[START]

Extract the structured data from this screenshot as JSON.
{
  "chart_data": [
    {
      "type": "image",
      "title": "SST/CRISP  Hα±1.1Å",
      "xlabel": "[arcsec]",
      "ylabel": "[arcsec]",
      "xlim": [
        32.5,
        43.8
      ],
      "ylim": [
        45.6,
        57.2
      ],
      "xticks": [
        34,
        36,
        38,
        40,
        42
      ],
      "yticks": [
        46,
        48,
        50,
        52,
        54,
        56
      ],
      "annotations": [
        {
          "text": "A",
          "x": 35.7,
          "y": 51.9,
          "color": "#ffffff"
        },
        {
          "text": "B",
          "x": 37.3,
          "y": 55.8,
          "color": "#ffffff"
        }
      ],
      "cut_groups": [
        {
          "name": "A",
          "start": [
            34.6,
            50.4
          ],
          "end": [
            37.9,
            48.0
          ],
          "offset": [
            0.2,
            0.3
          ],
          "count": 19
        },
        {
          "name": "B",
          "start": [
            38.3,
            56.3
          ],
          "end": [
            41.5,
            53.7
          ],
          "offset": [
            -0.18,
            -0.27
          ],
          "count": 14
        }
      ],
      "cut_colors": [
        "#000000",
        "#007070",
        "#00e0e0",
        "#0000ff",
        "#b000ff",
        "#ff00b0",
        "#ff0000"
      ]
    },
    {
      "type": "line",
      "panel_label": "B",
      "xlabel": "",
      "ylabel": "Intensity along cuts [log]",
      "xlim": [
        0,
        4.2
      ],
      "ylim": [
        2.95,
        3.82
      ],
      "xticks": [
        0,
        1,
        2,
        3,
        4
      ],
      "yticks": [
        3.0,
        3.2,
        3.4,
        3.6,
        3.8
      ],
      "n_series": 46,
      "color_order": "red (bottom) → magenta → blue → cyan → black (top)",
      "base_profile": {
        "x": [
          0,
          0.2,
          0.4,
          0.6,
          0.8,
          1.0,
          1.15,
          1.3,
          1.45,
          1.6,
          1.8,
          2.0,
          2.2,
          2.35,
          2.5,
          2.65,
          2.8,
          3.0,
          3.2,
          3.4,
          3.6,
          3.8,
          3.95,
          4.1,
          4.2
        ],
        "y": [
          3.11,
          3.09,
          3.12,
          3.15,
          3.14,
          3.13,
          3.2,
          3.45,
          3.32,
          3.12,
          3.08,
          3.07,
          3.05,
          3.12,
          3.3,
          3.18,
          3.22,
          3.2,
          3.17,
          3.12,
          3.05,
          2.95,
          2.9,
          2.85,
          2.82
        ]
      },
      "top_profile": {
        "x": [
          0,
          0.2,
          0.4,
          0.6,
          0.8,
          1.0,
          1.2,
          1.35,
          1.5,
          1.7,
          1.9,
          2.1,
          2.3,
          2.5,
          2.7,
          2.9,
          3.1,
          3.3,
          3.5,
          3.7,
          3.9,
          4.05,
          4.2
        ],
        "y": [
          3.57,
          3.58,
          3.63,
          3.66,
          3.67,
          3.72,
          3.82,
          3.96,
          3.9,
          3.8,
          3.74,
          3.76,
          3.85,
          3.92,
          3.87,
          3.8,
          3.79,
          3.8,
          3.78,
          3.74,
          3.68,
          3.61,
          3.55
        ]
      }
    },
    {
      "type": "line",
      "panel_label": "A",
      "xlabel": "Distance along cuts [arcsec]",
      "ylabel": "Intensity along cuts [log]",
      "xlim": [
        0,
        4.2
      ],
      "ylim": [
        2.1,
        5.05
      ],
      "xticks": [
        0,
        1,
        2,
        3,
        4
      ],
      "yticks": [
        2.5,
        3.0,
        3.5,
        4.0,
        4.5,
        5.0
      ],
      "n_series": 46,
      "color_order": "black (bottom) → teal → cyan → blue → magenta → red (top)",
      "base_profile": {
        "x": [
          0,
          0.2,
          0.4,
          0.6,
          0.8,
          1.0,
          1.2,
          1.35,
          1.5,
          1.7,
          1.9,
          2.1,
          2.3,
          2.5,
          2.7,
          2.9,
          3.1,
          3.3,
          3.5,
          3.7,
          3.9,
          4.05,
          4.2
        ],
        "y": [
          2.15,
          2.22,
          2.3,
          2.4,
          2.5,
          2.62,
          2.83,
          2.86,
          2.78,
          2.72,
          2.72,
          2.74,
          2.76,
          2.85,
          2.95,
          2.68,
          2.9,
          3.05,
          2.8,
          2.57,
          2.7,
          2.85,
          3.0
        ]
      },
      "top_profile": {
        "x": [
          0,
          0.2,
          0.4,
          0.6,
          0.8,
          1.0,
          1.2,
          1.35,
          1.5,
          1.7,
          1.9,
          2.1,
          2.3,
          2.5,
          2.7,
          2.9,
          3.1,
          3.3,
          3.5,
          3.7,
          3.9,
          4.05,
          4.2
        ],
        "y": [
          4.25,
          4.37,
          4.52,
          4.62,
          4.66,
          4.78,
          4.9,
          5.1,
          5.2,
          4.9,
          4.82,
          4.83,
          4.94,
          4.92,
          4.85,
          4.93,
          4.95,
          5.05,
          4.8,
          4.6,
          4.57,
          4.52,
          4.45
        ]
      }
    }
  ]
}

[END]

From the records above, extract everything verbatim.

• _SOLUTION TO THIS TASK_:
Extract the structured data from this screenshot as JSON.
{
  "chart_data": [
    {
      "type": "image",
      "title": "SST/CRISP  Hα±1.1Å",
      "xlabel": "[arcsec]",
      "ylabel": "[arcsec]",
      "xlim": [
        32.5,
        43.8
      ],
      "ylim": [
        45.6,
        57.2
      ],
      "xticks": [
        34,
        36,
        38,
        40,
        42
      ],
      "yticks": [
        46,
        48,
        50,
        52,
        54,
        56
      ],
      "annotations": [
        {
          "text": "A",
          "x": 35.7,
          "y": 51.9,
          "color": "#ffffff"
        },
        {
          "text": "B",
          "x": 37.3,
          "y": 55.8,
          "color": "#ffffff"
        }
      ],
      "cut_groups": [
        {
          "name": "A",
          "start": [
            34.6,
            50.4
          ],
          "end": [
            37.9,
            48.0
          ],
          "offset": [
            0.2,
            0.3
          ],
          "count": 19
        },
        {
          "name": "B",
          "start": [
            38.3,
            56.3
          ],
          "end": [
            41.5,
            53.7
          ],
          "offset": [
            -0.18,
            -0.27
          ],
          "count": 14
        }
      ],
      "cut_colors": [
        "#000000",
        "#007070",
        "#00e0e0",
        "#0000ff",
        "#b000ff",
        "#ff00b0",
        "#ff0000"
      ]
    },
    {
      "type": "line",
      "panel_label": "B",
      "xlabel": "",
      "ylabel": "Intensity along cuts [log]",
      "xlim": [
        0,
        4.2
      ],
      "ylim": [
        2.95,
        3.82
      ],
      "xticks": [
        0,
        1,
        2,
        3,
        4
      ],
      "yticks": [
        3.0,
        3.2,
        3.4,
        3.6,
        3.8
      ],
      "n_series": 46,
      "color_order": "red (bottom) → magenta → blue → cyan → black (top)",
      "base_profile": {
        "x": [
          0,
          0.2,
          0.4,
          0.6,
          0.8,
          1.0,
          1.15,
          1.3,
          1.45,
          1.6,
          1.8,
          2.0,
          2.2,
          2.35,
          2.5,
          2.65,
          2.8,
          3.0,
          3.2,
          3.4,
          3.6,
          3.8,
          3.95,
          4.1,
          4.2
        ],
        "y": [
          3.11,
          3.09,
          3.12,
          3.15,
          3.14,
          3.13,
          3.2,
          3.45,
          3.32,
          3.12,
          3.08,
          3.07,
          3.05,
          3.12,
          3.3,
          3.18,
          3.22,
          3.2,
          3.17,
          3.12,
          3.05,
          2.95,
          2.9,
          2.85,
          2.82
        ]
      },
      "top_profile": {
        "x": [
          0,
          0.2,
          0.4,
          0.6,
          0.8,
          1.0,
          1.2,
          1.35,
          1.5,
          1.7,
          1.9,
          2.1,
          2.3,
          2.5,
          2.7,
          2.9,
          3.1,
          3.3,
          3.5,
          3.7,
          3.9,
          4.05,
          4.2
        ],
        "y": [
          3.57,
          3.58,
          3.63,
          3.66,
          3.67,
          3.72,
          3.82,
          3.96,
          3.9,
          3.8,
          3.74,
          3.76,
          3.85,
          3.92,
          3.87,
          3.8,
          3.79,
          3.8,
          3.78,
          3.74,
          3.68,
          3.61,
          3.55
        ]
      }
    },
    {
      "type": "line",
      "panel_label": "A",
      "xlabel": "Distance along cuts [arcsec]",
      "ylabel": "Intensity along cuts [log]",
      "xlim": [
        0,
        4.2
      ],
      "ylim": [
        2.1,
        5.05
      ],
      "xticks": [
        0,
        1,
        2,
        3,
        4
      ],
      "yticks": [
        2.5,
        3.0,
        3.5,
        4.0,
        4.5,
        5.0
      ],
      "n_series": 46,
      "color_order": "black (bottom) → teal → cyan → blue → magenta → red (top)",
      "base_profile": {
        "x": [
          0,
          0.2,
          0.4,
          0.6,
          0.8,
          1.0,
          1.2,
          1.35,
          1.5,
          1.7,
          1.9,
          2.1,
          2.3,
          2.5,
          2.7,
          2.9,
          3.1,
          3.3,
          3.5,
          3.7,
          3.9,
          4.05,
          4.2
        ],
        "y": [
          2.15,
          2.22,
          2.3,
          2.4,
          2.5,
          2.62,
          2.83,
          2.86,
          2.78,
          2.72,
          2.72,
          2.74,
          2.76,
          2.85,
          2.95,
          2.68,
          2.9,
          3.05,
          2.8,
          2.57,
          2.7,
          2.85,
          3.0
        ]
      },
      "top_profile": {
        "x": [
          0,
          0.2,
          0.4,
          0.6,
          0.8,
          1.0,
          1.2,
          1.35,
          1.5,
          1.7,
          1.9,
          2.1,
          2.3,
          2.5,
          2.7,
          2.9,
          3.1,
          3.3,
          3.5,
          3.7,
          3.9,
          4.05,
          4.2
        ],
        "y": [
          4.25,
          4.37,
          4.52,
          4.62,
          4.66,
          4.78,
          4.9,
          5.1,
          5.2,
          4.9,
          4.82,
          4.83,
          4.94,
          4.92,
          4.85,
          4.93,
          4.95,
          5.05,
          4.8,
          4.6,
          4.57,
          4.52,
          4.45
        ]
      }
    }
  ]
}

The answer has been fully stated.